■ Raw records
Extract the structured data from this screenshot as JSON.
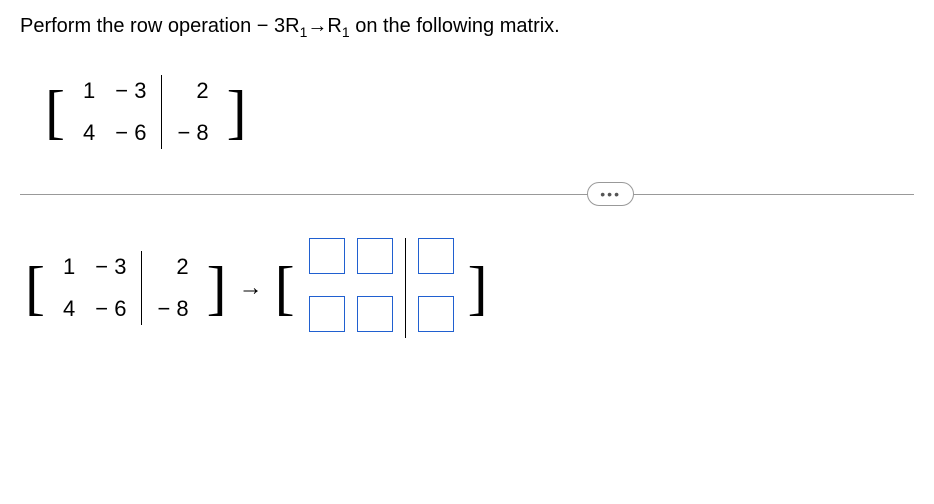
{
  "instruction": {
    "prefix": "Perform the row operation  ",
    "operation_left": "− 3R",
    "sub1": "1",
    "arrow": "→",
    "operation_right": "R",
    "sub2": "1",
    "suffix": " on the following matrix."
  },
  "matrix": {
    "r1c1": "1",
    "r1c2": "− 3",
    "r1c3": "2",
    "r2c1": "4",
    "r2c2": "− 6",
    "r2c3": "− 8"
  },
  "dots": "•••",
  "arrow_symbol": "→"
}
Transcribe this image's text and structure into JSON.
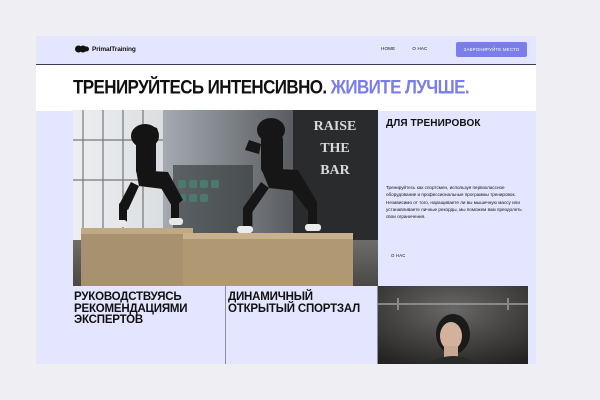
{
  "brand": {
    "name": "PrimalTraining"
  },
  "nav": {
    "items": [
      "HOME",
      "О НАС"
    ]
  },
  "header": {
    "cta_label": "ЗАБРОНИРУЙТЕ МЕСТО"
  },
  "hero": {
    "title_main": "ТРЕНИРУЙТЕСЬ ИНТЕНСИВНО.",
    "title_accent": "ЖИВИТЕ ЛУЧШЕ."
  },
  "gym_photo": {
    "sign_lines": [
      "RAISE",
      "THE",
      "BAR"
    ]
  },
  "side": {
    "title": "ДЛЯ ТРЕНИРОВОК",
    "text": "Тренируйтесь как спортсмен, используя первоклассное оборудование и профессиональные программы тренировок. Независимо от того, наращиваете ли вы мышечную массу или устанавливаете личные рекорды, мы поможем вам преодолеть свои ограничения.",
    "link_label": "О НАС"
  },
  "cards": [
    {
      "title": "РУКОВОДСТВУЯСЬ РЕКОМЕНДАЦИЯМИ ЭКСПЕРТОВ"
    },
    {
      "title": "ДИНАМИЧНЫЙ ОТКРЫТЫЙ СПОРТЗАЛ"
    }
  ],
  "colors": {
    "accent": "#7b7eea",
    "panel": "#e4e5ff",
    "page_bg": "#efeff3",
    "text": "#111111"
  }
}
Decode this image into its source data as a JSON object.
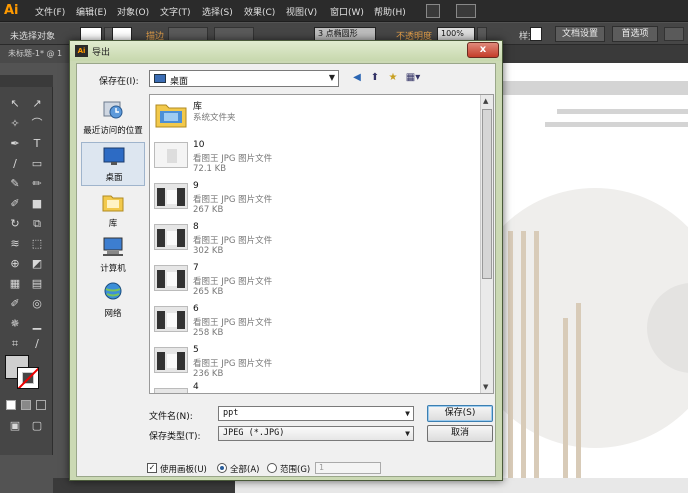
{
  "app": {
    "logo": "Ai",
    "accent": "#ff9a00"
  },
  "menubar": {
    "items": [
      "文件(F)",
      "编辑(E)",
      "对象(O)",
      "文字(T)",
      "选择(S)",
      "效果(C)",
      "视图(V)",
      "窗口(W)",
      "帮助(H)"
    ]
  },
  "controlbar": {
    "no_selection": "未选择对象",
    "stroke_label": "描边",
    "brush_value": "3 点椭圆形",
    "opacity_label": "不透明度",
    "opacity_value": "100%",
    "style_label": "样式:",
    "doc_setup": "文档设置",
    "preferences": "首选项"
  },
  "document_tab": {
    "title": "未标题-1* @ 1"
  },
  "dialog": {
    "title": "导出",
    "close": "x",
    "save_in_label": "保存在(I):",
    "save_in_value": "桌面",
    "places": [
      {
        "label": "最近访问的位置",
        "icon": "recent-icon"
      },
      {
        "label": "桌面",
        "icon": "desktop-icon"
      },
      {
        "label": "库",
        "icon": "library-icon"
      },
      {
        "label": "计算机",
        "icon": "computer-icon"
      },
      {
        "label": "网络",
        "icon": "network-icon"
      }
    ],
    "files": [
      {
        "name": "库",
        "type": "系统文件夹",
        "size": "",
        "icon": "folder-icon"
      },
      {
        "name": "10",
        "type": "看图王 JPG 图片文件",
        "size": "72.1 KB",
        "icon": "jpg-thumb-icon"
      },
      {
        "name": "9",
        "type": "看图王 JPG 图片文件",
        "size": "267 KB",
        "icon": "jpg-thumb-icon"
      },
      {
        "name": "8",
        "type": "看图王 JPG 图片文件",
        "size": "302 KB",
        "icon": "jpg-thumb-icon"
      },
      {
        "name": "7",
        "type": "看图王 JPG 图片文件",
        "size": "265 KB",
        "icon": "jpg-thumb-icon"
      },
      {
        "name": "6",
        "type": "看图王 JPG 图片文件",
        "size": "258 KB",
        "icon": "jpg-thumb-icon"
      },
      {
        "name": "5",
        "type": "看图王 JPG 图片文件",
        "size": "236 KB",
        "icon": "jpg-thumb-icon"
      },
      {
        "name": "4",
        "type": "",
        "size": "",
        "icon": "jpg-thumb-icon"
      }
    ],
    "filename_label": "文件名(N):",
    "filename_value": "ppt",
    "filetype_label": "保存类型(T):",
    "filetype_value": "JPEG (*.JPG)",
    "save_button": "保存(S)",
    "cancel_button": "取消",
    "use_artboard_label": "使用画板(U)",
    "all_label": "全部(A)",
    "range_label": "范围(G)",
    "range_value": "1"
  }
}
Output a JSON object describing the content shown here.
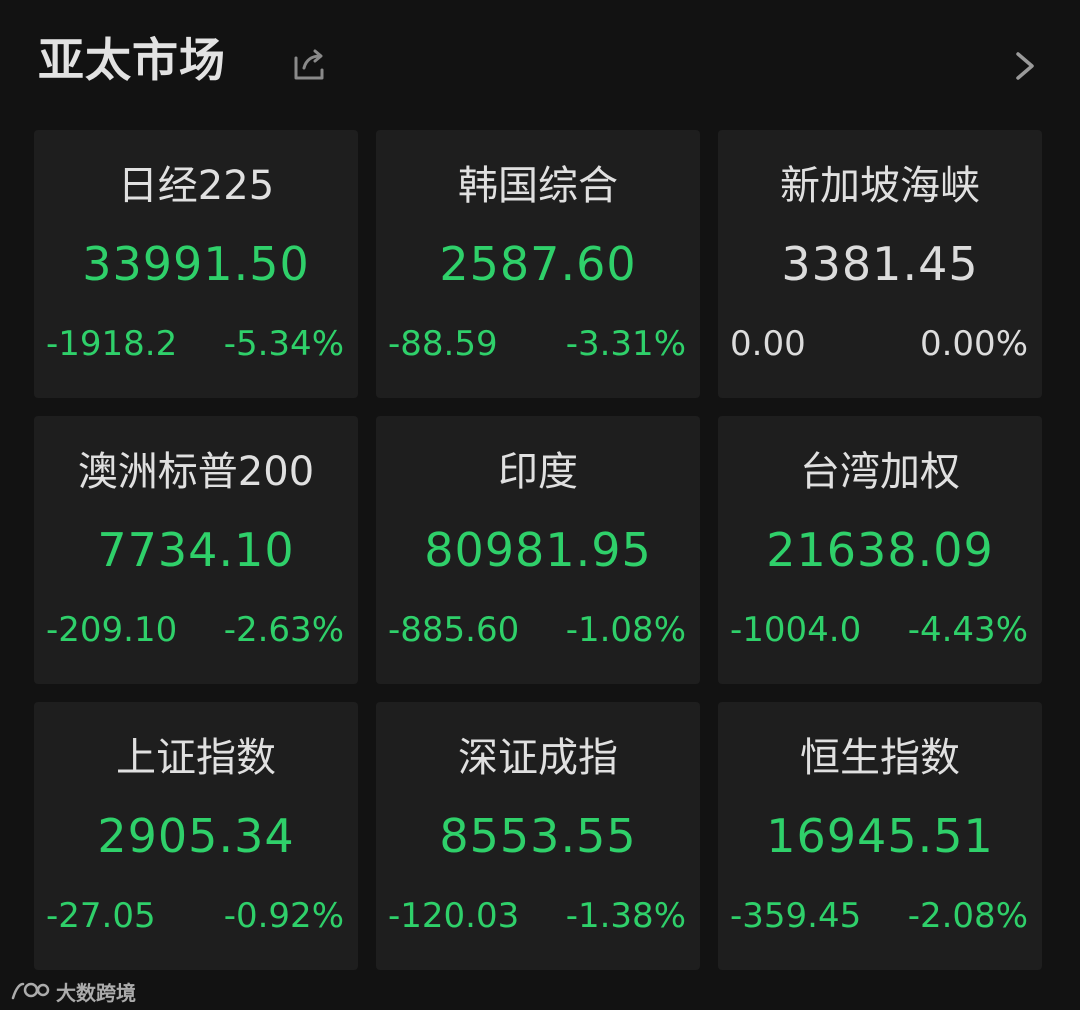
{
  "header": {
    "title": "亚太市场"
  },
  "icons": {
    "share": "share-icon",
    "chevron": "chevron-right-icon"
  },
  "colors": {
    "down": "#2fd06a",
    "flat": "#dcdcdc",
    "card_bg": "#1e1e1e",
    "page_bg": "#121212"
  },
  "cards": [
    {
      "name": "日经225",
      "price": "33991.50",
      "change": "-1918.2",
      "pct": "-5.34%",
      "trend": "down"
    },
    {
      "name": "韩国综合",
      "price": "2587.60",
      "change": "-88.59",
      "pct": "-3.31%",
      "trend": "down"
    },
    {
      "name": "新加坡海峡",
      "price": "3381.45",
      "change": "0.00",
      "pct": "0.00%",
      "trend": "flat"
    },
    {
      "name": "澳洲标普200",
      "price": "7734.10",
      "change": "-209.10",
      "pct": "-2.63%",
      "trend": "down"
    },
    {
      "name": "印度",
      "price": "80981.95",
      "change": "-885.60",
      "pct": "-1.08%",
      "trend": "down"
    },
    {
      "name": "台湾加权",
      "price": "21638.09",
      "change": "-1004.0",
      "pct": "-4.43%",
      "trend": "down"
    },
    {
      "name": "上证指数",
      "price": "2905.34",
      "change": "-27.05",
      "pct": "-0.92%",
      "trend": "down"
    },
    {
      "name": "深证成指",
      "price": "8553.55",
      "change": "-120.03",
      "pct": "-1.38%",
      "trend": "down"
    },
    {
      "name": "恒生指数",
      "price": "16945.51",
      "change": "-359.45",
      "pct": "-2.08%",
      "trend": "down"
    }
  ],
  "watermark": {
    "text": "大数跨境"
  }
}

■ Given problem
Omit all pictures while transcribing the entries verbatim.

■ Result
Extract the structured data from this screenshot as JSON.
{
  "instruction": {
    "prefix": "Perform the row operation  ",
    "operation_left": "− 3R",
    "sub1": "1",
    "arrow": "→",
    "operation_right": "R",
    "sub2": "1",
    "suffix": " on the following matrix."
  },
  "matrix": {
    "r1c1": "1",
    "r1c2": "− 3",
    "r1c3": "2",
    "r2c1": "4",
    "r2c2": "− 6",
    "r2c3": "− 8"
  },
  "dots": "•••",
  "arrow_symbol": "→"
}
Transcribe this image's text and structure into JSON.
{
  "brand": {
    "name": "PrimalTraining"
  },
  "nav": {
    "items": [
      "HOME",
      "О НАС"
    ]
  },
  "header": {
    "cta_label": "ЗАБРОНИРУЙТЕ МЕСТО"
  },
  "hero": {
    "title_main": "ТРЕНИРУЙТЕСЬ ИНТЕНСИВНО.",
    "title_accent": "ЖИВИТЕ ЛУЧШЕ."
  },
  "gym_photo": {
    "sign_lines": [
      "RAISE",
      "THE",
      "BAR"
    ]
  },
  "side": {
    "title": "ДЛЯ ТРЕНИРОВОК",
    "text": "Тренируйтесь как спортсмен, используя первоклассное оборудование и профессиональные программы тренировок. Независимо от того, наращиваете ли вы мышечную массу или устанавливаете личные рекорды, мы поможем вам преодолеть свои ограничения.",
    "link_label": "О НАС"
  },
  "cards": [
    {
      "title": "РУКОВОДСТВУЯСЬ РЕКОМЕНДАЦИЯМИ ЭКСПЕРТОВ"
    },
    {
      "title": "ДИНАМИЧНЫЙ ОТКРЫТЫЙ СПОРТЗАЛ"
    }
  ],
  "colors": {
    "accent": "#7b7eea",
    "panel": "#e4e5ff",
    "page_bg": "#efeff3",
    "text": "#111111"
  }
}
Decode this image into its source data as a JSON object.
{
  "app": {
    "logo": "Ai",
    "accent": "#ff9a00"
  },
  "menubar": {
    "items": [
      "文件(F)",
      "编辑(E)",
      "对象(O)",
      "文字(T)",
      "选择(S)",
      "效果(C)",
      "视图(V)",
      "窗口(W)",
      "帮助(H)"
    ]
  },
  "controlbar": {
    "no_selection": "未选择对象",
    "stroke_label": "描边",
    "brush_value": "3 点椭圆形",
    "opacity_label": "不透明度",
    "opacity_value": "100%",
    "style_label": "样式:",
    "doc_setup": "文档设置",
    "preferences": "首选项"
  },
  "document_tab": {
    "title": "未标题-1* @ 1"
  },
  "dialog": {
    "title": "导出",
    "close": "x",
    "save_in_label": "保存在(I):",
    "save_in_value": "桌面",
    "places": [
      {
        "label": "最近访问的位置",
        "icon": "recent-icon"
      },
      {
        "label": "桌面",
        "icon": "desktop-icon"
      },
      {
        "label": "库",
        "icon": "library-icon"
      },
      {
        "label": "计算机",
        "icon": "computer-icon"
      },
      {
        "label": "网络",
        "icon": "network-icon"
      }
    ],
    "files": [
      {
        "name": "库",
        "type": "系统文件夹",
        "size": "",
        "icon": "folder-icon"
      },
      {
        "name": "10",
        "type": "看图王 JPG 图片文件",
        "size": "72.1 KB",
        "icon": "jpg-thumb-icon"
      },
      {
        "name": "9",
        "type": "看图王 JPG 图片文件",
        "size": "267 KB",
        "icon": "jpg-thumb-icon"
      },
      {
        "name": "8",
        "type": "看图王 JPG 图片文件",
        "size": "302 KB",
        "icon": "jpg-thumb-icon"
      },
      {
        "name": "7",
        "type": "看图王 JPG 图片文件",
        "size": "265 KB",
        "icon": "jpg-thumb-icon"
      },
      {
        "name": "6",
        "type": "看图王 JPG 图片文件",
        "size": "258 KB",
        "icon": "jpg-thumb-icon"
      },
      {
        "name": "5",
        "type": "看图王 JPG 图片文件",
        "size": "236 KB",
        "icon": "jpg-thumb-icon"
      },
      {
        "name": "4",
        "type": "",
        "size": "",
        "icon": "jpg-thumb-icon"
      }
    ],
    "filename_label": "文件名(N):",
    "filename_value": "ppt",
    "filetype_label": "保存类型(T):",
    "filetype_value": "JPEG (*.JPG)",
    "save_button": "保存(S)",
    "cancel_button": "取消",
    "use_artboard_label": "使用画板(U)",
    "all_label": "全部(A)",
    "range_label": "范围(G)",
    "range_value": "1"
  }
}
Output a JSON object describing the content shown here.
{
  "header": {
    "title": "亚太市场"
  },
  "icons": {
    "share": "share-icon",
    "chevron": "chevron-right-icon"
  },
  "colors": {
    "down": "#2fd06a",
    "flat": "#dcdcdc",
    "card_bg": "#1e1e1e",
    "page_bg": "#121212"
  },
  "cards": [
    {
      "name": "日经225",
      "price": "33991.50",
      "change": "-1918.2",
      "pct": "-5.34%",
      "trend": "down"
    },
    {
      "name": "韩国综合",
      "price": "2587.60",
      "change": "-88.59",
      "pct": "-3.31%",
      "trend": "down"
    },
    {
      "name": "新加坡海峡",
      "price": "3381.45",
      "change": "0.00",
      "pct": "0.00%",
      "trend": "flat"
    },
    {
      "name": "澳洲标普200",
      "price": "7734.10",
      "change": "-209.10",
      "pct": "-2.63%",
      "trend": "down"
    },
    {
      "name": "印度",
      "price": "80981.95",
      "change": "-885.60",
      "pct": "-1.08%",
      "trend": "down"
    },
    {
      "name": "台湾加权",
      "price": "21638.09",
      "change": "-1004.0",
      "pct": "-4.43%",
      "trend": "down"
    },
    {
      "name": "上证指数",
      "price": "2905.34",
      "change": "-27.05",
      "pct": "-0.92%",
      "trend": "down"
    },
    {
      "name": "深证成指",
      "price": "8553.55",
      "change": "-120.03",
      "pct": "-1.38%",
      "trend": "down"
    },
    {
      "name": "恒生指数",
      "price": "16945.51",
      "change": "-359.45",
      "pct": "-2.08%",
      "trend": "down"
    }
  ],
  "watermark": {
    "text": "大数跨境"
  }
}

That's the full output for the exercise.